→ **Prompt**:
Reproduce the post about the early-morning walk verbatim, everything from "I got the walk" down to "up with it.".

→ **Page text**:
┄┄┄┄┄┄┄┄┄┄

'Twas just after midnight when I got to bed last night, with my cellphone alarm set for 4 a.m. in order to get me up for an intended five-mile walk.
At one point after a period of wakefulness that found me to be curious enough abut the time, I took a peek ─ it was something like 2:38 a.m. This was too ridiculously soon after having gotten to bed, so I sought further sleep.
When next I was awake and checked the time, it was 3:50 a.m., so I opted to rise then and ready for the foray. It was audibly raining outside, but not a hard rain. And by the time i readied myself and set off, it might have been as late as 4:08 a.m.
I got the walk accomplished, but my fairly quick pace had slowed before I was yet half done. And by the time I had maybe two miles left, it weighed upon me how abysmally boring this whole enterprise was.
I am only doing the walk for that purpose alone, and it gets to be a sheer drag. Knowing that I will probably only be doing the walk just twice a week, it's going to take considerable determination to keep up with it.

┄┄┄┄┄┄┄┄┄┄

Layout element entries:
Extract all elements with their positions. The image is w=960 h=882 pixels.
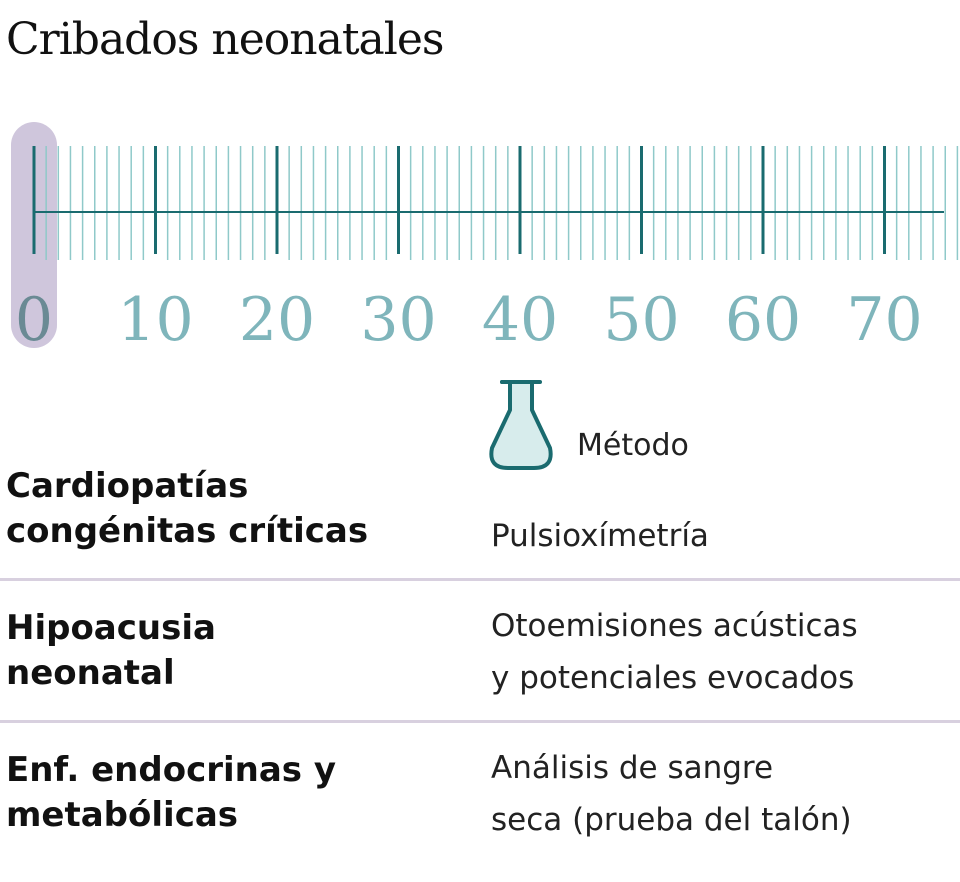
row-divider [0, 578, 960, 581]
timeline-scale: 0 10 20 30 40 50 60 70 [11, 122, 959, 355]
method-text: Análisis de sangre seca (prueba del taló… [491, 750, 852, 838]
condition-name: Enf. endocrinas y metabólicas [6, 750, 337, 835]
tick-label: 10 [117, 285, 193, 355]
flask-icon [486, 378, 556, 477]
row-divider [0, 720, 960, 723]
method-column-header: Método [577, 428, 689, 463]
tick-label: 50 [603, 285, 679, 355]
tick-label: 60 [725, 285, 801, 355]
method-text: Pulsioxímetría [491, 518, 709, 554]
tick-label: 30 [360, 285, 436, 355]
condition-name: Cardiopatías congénitas críticas [6, 466, 369, 551]
scale-tick-labels: 0 10 20 30 40 50 60 70 [15, 285, 923, 355]
scale-ticks [32, 146, 959, 260]
tick-label: 40 [482, 285, 558, 355]
tick-label: 0 [15, 285, 53, 355]
method-text: Otoemisiones acústicas y potenciales evo… [491, 608, 858, 696]
tick-label: 20 [239, 285, 315, 355]
page-title: Cribados neonatales [6, 14, 444, 65]
condition-name: Hipoacusia neonatal [6, 608, 216, 693]
tick-label: 70 [846, 285, 922, 355]
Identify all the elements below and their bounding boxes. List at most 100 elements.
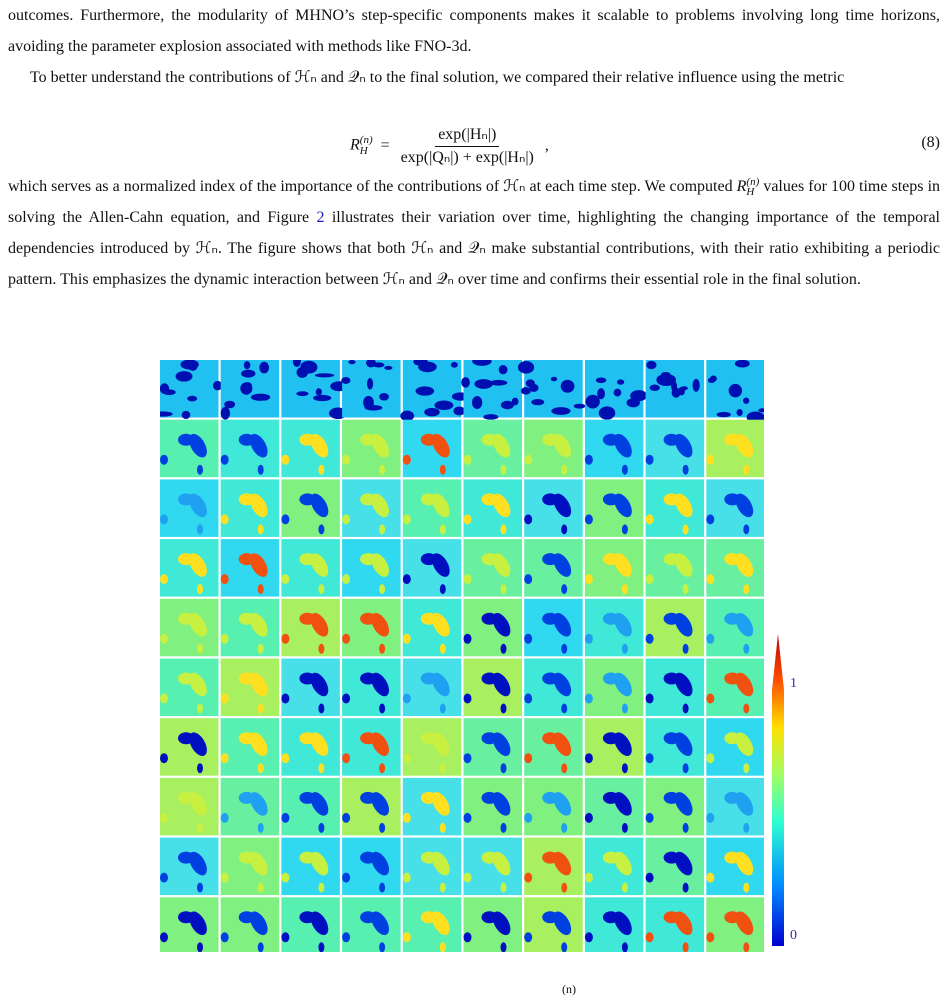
blob [379,822,386,833]
blob [281,932,290,943]
tile [281,718,340,776]
blob [621,584,628,595]
blob [257,524,264,535]
blob [680,386,688,391]
blob [706,753,715,764]
blob [663,911,680,924]
blob [379,392,389,401]
tile [584,539,644,597]
blob [160,633,168,644]
eq-equals: = [380,137,390,154]
blob [299,732,316,745]
blob [463,872,472,883]
tile [160,598,219,657]
blob [281,812,290,823]
blob [360,911,377,924]
blob [602,672,619,685]
blob [542,672,559,685]
blob [483,414,499,420]
blob [682,703,689,714]
blob [299,791,316,804]
blob [281,633,290,644]
blob [561,763,568,774]
figure-grid [160,360,764,952]
symbol: R (n) H [737,177,760,198]
blob [299,672,316,685]
eq-lhs: R (n) H [350,135,373,157]
blob [300,360,318,374]
tile [645,897,705,952]
blob [524,633,533,644]
tile [342,837,401,896]
blob [360,493,377,506]
blob [220,633,229,644]
blob [561,464,568,475]
tile [220,777,280,836]
caption-fragment: (n) [562,982,576,995]
blob [724,493,741,506]
blob [160,411,173,417]
blob [682,524,689,535]
blob [500,822,507,833]
tile [160,479,219,537]
blob [318,643,325,654]
blob [342,633,351,644]
blob [597,388,605,400]
blob [706,454,715,465]
blob [281,454,290,465]
blob [360,612,377,625]
blob [439,643,446,654]
tile [281,658,340,716]
blob [481,493,498,506]
blob [450,361,458,368]
blob [402,633,411,644]
blob [360,791,377,804]
blob [682,942,689,952]
blob [621,464,628,475]
blob [238,433,255,446]
tile [584,419,644,478]
blob [621,524,628,535]
blob [598,406,616,420]
blob [463,514,472,525]
tile [645,718,705,776]
tile [706,419,764,478]
blob [348,360,356,365]
tile [584,479,644,537]
blob [520,387,531,395]
blob [439,464,446,475]
tile [645,777,705,836]
blob [743,882,750,893]
blob [318,524,325,535]
blob [602,851,619,864]
blob [743,584,750,595]
tile [524,897,583,952]
blob [724,433,741,446]
blob [706,574,715,585]
tile [463,658,522,716]
blob [420,851,437,864]
blob [178,791,194,804]
blob [257,703,264,714]
tile [706,598,764,657]
blob [318,703,325,714]
blob [238,493,255,506]
tile [524,837,583,896]
blob [402,812,411,823]
blob [472,360,492,366]
tile [584,897,644,952]
figure-link[interactable]: 2 [316,209,325,226]
blob [616,379,625,385]
blob [420,732,437,745]
blob [318,822,325,833]
blob [197,882,203,893]
paragraph: To better understand the contributions o… [30,69,845,86]
tile [645,837,705,896]
blob [524,812,533,823]
blob [743,822,750,833]
blob [663,553,680,566]
blob [241,369,256,378]
tile [463,479,522,537]
blob [178,732,194,745]
blob [724,911,741,924]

┄┄┄┄┄┄┄┄┄┄

→ **Final answer**:
I got the walk accomplished, but my fairly quick pace had slowed before I was yet half done. And by the time I had maybe two miles left, it weighed upon me how abysmally boring this whole enterprise was.
I am only doing the walk for that purpose alone, and it gets to be a sheer drag. Knowing that I will probably only be doing the walk just twice a week, it's going to take considerable determination to keep up with it.